***** DATASET ROWS
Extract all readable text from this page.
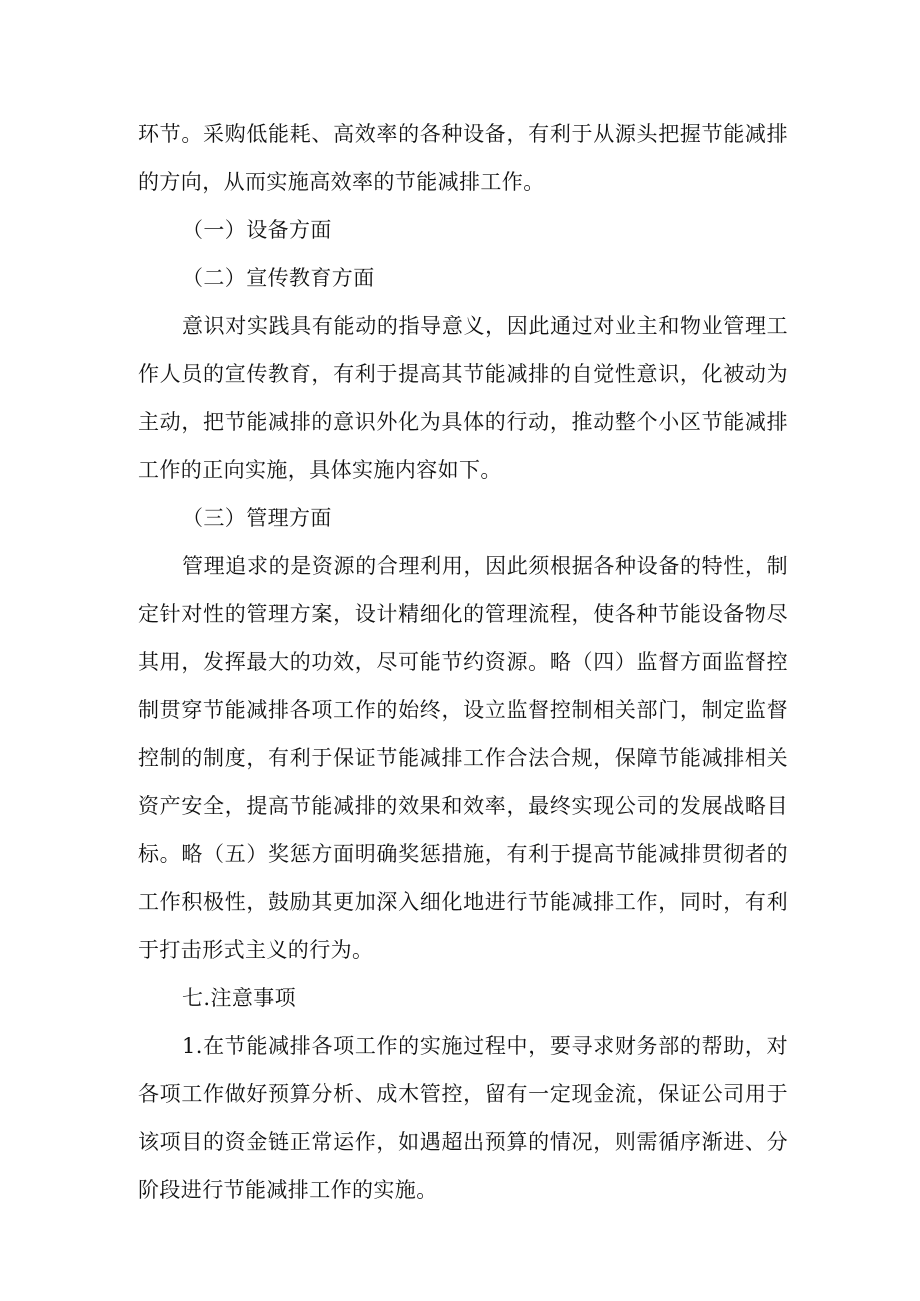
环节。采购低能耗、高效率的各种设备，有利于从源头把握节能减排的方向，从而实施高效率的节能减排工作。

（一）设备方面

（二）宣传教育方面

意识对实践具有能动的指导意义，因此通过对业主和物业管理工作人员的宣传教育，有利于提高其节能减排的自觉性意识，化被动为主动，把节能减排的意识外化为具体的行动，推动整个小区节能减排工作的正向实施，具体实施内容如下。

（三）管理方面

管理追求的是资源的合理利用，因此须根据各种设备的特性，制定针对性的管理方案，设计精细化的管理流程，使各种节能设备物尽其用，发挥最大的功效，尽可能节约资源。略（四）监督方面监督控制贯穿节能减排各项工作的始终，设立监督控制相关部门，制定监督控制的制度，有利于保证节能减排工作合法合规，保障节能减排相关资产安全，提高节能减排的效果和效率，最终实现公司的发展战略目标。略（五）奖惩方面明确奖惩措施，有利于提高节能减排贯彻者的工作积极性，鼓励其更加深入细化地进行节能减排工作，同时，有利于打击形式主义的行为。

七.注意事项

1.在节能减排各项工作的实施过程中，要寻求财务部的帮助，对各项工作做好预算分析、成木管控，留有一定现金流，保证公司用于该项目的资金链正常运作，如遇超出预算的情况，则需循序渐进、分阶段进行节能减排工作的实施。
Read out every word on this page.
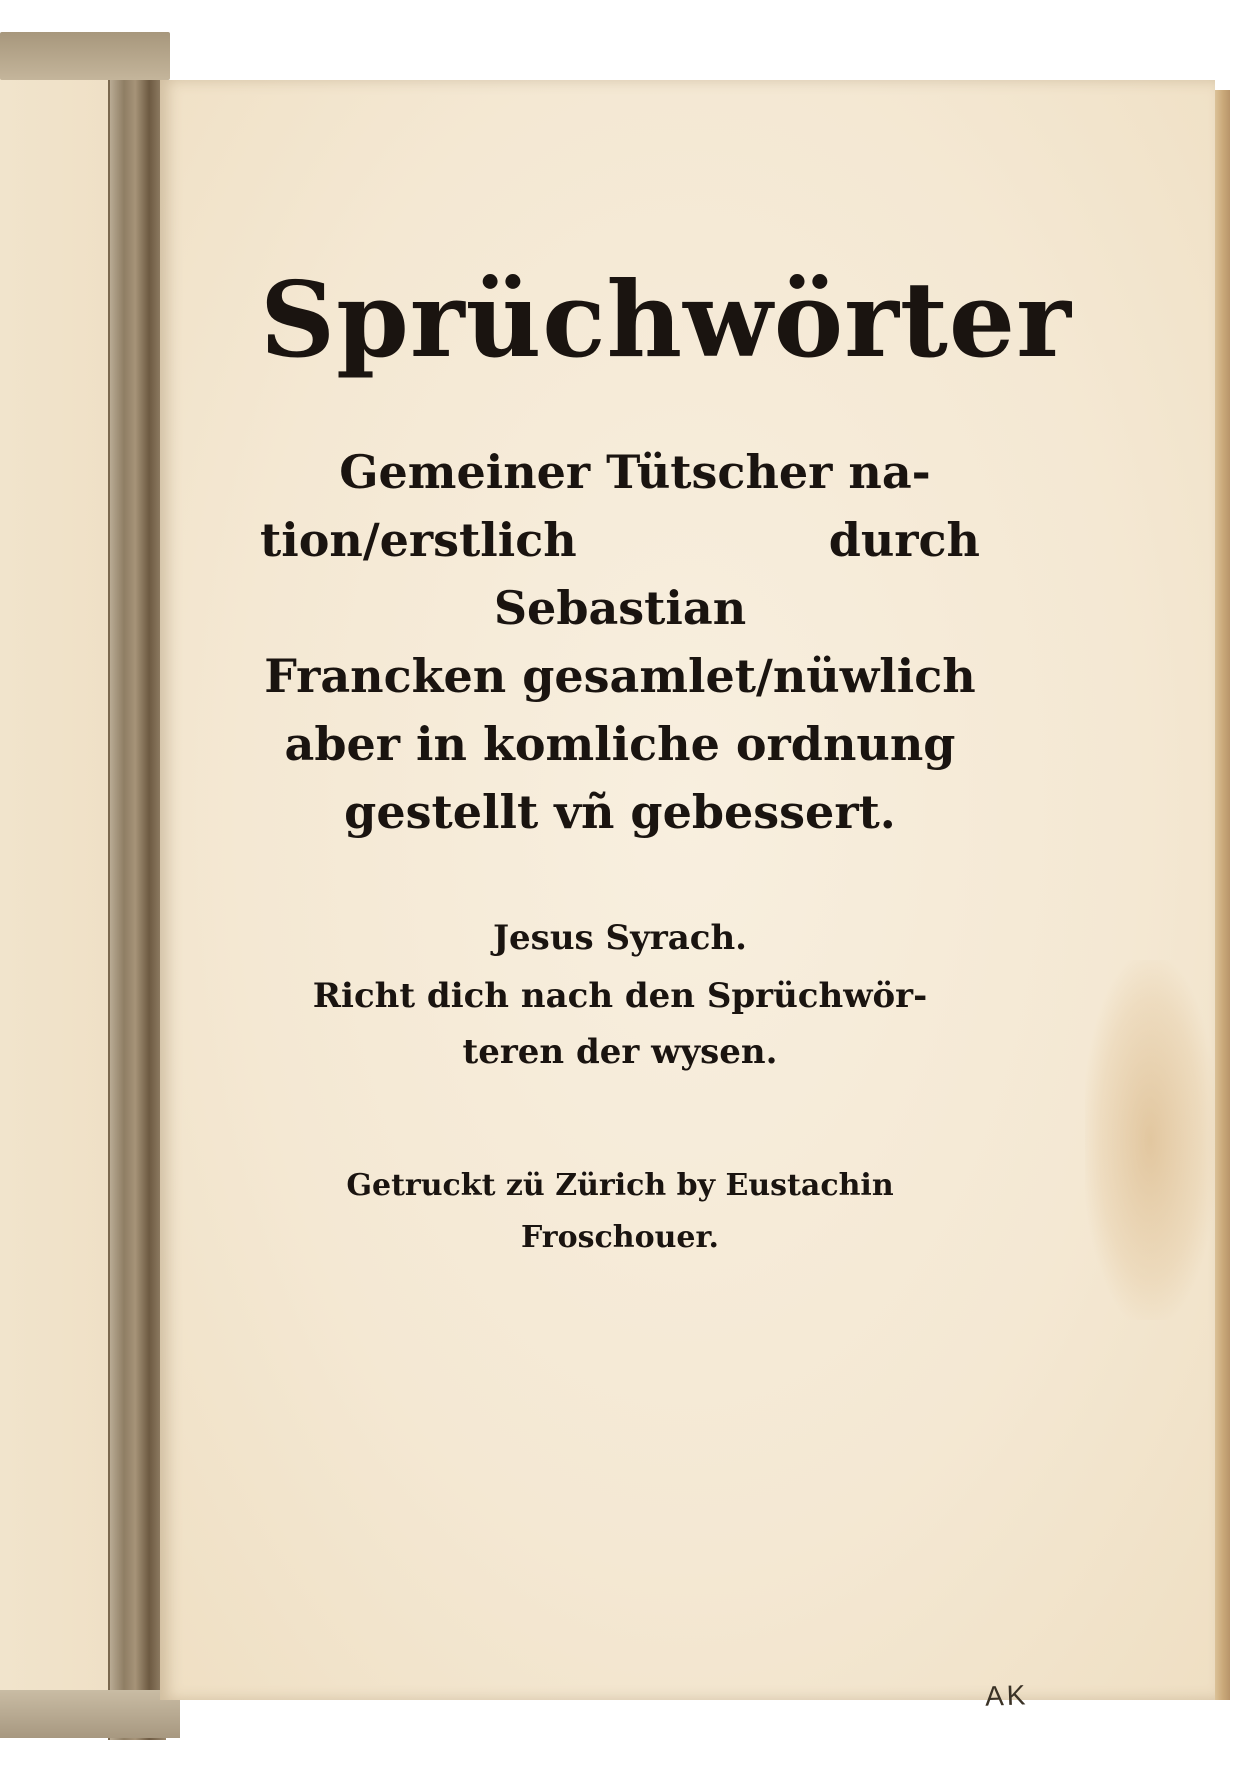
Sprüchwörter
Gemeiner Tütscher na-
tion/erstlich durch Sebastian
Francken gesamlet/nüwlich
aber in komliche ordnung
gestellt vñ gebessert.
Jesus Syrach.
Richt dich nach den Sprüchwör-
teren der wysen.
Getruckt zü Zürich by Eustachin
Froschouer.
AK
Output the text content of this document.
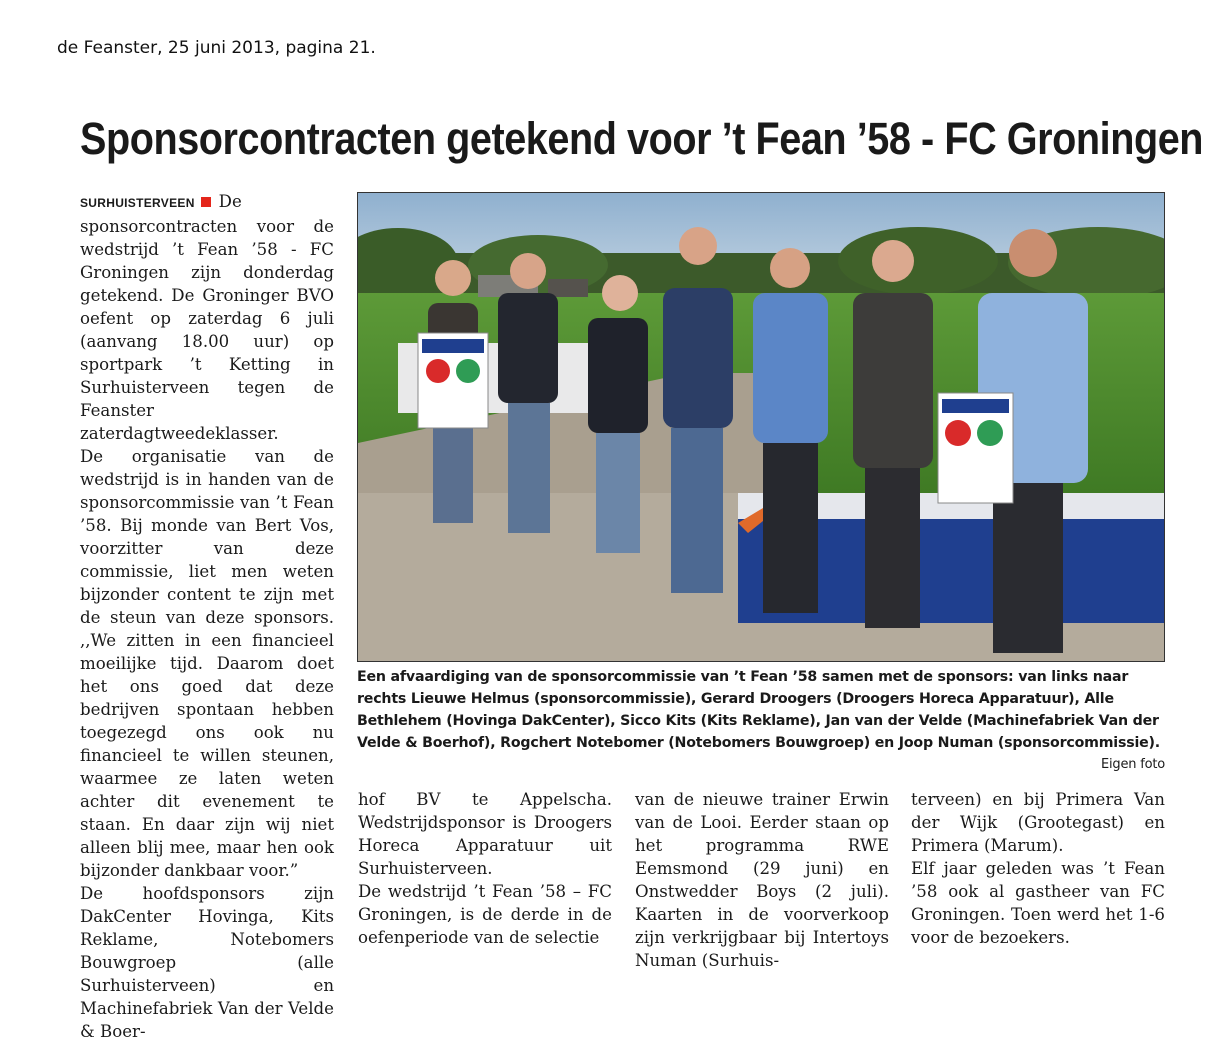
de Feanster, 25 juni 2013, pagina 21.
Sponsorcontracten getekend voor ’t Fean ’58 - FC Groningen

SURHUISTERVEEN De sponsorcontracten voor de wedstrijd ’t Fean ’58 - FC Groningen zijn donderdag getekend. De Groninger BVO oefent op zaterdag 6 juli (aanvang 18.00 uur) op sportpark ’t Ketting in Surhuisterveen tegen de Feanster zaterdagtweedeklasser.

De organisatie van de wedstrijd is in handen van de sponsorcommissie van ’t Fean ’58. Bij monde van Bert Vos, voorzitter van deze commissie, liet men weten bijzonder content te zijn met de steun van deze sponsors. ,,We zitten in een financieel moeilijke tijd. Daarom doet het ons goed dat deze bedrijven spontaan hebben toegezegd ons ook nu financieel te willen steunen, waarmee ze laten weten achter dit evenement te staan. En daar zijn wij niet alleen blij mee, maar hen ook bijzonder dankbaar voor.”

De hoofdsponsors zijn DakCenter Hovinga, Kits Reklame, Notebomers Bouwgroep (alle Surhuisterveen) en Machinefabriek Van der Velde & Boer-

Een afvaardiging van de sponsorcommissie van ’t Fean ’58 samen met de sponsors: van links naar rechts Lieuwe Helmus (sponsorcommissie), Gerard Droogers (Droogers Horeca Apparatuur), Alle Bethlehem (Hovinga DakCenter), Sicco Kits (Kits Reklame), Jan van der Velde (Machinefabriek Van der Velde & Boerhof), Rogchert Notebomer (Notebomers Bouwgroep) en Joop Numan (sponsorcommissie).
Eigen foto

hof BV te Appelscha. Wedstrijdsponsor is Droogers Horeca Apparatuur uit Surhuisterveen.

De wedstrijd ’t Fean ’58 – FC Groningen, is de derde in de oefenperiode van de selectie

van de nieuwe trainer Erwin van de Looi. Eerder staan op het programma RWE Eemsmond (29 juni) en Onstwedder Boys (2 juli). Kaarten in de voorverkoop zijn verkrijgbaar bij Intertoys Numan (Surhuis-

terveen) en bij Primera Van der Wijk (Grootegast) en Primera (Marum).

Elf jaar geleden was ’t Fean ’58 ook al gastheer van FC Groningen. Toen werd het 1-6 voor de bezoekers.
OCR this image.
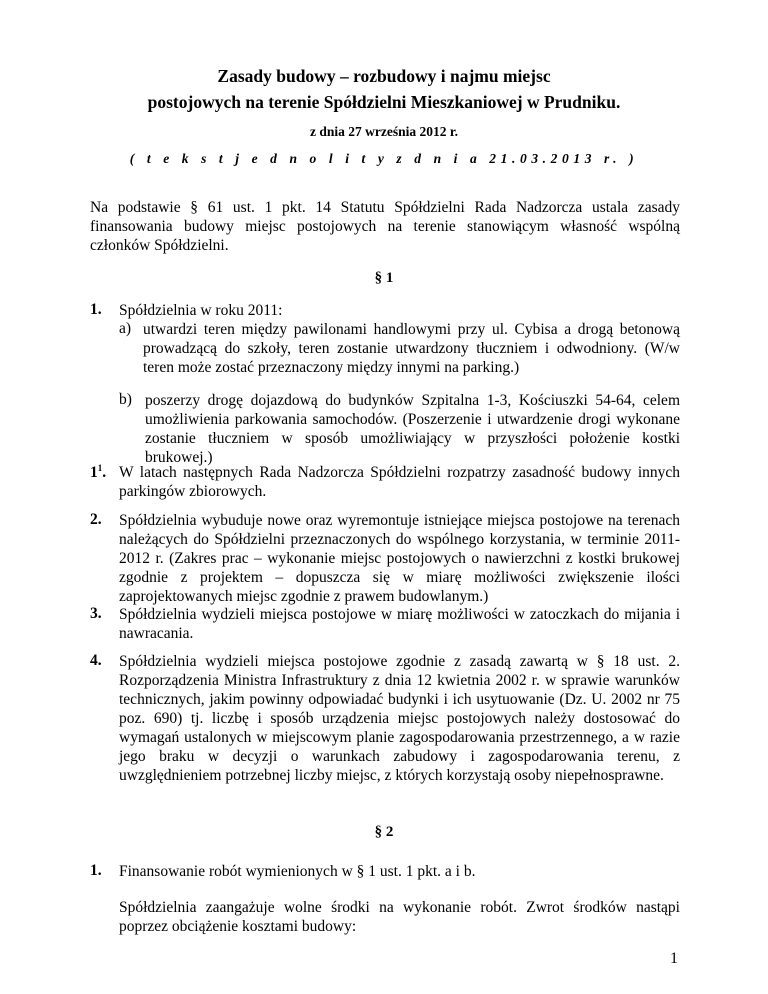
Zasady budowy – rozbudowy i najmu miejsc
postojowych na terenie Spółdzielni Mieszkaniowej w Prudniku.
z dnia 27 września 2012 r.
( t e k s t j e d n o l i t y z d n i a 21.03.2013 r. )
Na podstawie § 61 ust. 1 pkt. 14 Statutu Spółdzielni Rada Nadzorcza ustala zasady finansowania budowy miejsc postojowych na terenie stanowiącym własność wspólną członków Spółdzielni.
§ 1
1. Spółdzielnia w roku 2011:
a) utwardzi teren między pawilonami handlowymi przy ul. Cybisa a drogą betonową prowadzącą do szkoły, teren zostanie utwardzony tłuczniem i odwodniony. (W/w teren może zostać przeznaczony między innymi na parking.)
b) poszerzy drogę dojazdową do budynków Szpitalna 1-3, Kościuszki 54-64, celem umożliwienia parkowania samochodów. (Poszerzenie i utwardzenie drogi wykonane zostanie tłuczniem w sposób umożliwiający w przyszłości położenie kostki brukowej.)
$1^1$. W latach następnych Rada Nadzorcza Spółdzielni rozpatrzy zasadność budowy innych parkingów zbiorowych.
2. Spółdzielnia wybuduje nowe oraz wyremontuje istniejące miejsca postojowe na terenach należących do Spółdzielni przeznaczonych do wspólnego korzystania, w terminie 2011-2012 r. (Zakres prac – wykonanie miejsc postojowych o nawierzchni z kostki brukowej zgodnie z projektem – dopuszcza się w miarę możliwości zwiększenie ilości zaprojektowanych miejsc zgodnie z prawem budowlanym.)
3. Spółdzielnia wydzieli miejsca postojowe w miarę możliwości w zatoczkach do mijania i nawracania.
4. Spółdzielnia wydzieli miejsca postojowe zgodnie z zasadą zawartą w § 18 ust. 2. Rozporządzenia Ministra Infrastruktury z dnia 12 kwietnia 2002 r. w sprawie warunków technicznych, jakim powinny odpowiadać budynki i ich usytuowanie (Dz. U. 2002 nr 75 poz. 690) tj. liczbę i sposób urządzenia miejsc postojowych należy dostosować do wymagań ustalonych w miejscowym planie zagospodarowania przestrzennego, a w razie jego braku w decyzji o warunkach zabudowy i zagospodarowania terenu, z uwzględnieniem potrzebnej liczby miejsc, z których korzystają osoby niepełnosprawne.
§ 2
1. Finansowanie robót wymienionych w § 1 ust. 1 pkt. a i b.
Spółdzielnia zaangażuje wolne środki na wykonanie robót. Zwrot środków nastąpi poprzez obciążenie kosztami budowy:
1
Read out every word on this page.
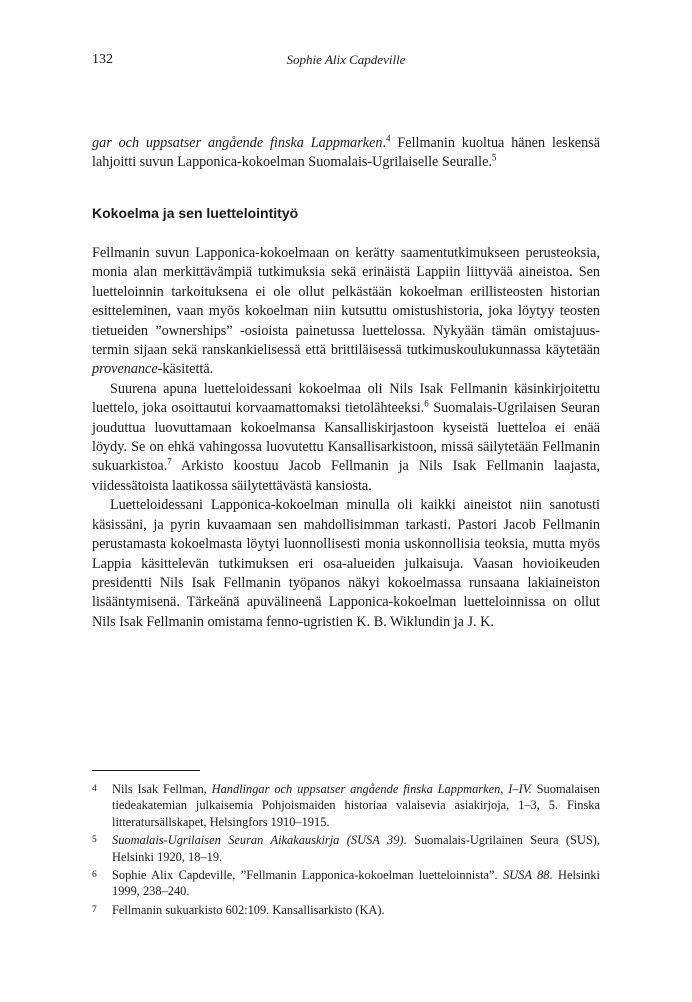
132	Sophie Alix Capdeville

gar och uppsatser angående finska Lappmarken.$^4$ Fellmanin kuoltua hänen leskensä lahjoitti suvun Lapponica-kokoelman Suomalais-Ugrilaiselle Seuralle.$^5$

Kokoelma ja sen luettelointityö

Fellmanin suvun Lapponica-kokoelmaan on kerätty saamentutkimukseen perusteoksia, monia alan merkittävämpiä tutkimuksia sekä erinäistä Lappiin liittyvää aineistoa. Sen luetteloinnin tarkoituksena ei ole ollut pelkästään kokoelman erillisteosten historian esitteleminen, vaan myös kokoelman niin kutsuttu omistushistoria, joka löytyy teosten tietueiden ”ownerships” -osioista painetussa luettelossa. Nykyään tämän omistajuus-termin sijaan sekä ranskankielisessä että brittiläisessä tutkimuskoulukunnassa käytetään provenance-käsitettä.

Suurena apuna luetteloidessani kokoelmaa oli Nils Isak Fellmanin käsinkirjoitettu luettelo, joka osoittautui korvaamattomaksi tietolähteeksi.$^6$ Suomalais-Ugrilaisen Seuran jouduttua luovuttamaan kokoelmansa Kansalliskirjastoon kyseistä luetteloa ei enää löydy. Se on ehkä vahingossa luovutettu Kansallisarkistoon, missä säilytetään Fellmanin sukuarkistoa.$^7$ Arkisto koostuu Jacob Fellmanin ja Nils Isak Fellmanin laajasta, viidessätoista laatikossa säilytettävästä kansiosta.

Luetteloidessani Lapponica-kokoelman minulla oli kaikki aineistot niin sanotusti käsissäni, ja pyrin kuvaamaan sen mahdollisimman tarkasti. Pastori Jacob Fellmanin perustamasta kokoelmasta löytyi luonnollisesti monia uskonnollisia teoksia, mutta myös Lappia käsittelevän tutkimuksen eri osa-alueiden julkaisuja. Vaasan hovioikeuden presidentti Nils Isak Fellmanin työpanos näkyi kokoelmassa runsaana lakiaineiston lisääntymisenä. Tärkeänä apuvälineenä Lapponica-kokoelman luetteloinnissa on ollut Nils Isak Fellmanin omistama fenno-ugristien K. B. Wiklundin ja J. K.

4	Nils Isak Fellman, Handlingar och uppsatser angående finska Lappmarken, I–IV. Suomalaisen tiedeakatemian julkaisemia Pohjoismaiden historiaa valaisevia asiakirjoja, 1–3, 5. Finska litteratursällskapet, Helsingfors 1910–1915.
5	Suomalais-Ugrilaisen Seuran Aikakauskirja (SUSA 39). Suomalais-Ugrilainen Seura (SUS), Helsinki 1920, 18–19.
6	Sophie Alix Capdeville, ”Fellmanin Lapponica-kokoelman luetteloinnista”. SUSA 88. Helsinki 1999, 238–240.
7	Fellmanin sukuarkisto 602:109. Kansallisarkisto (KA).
**********
## EXERCISE OBJECTIVE
Each line that has the word "Capdeville" should be copied.

## RESULT OF THIS EXERCISE
132	Sophie Alix Capdeville
6	Sophie Alix Capdeville, ”Fellmanin Lapponica-kokoelman luetteloinnista”. SUSA 88. Helsinki 1999, 238–240.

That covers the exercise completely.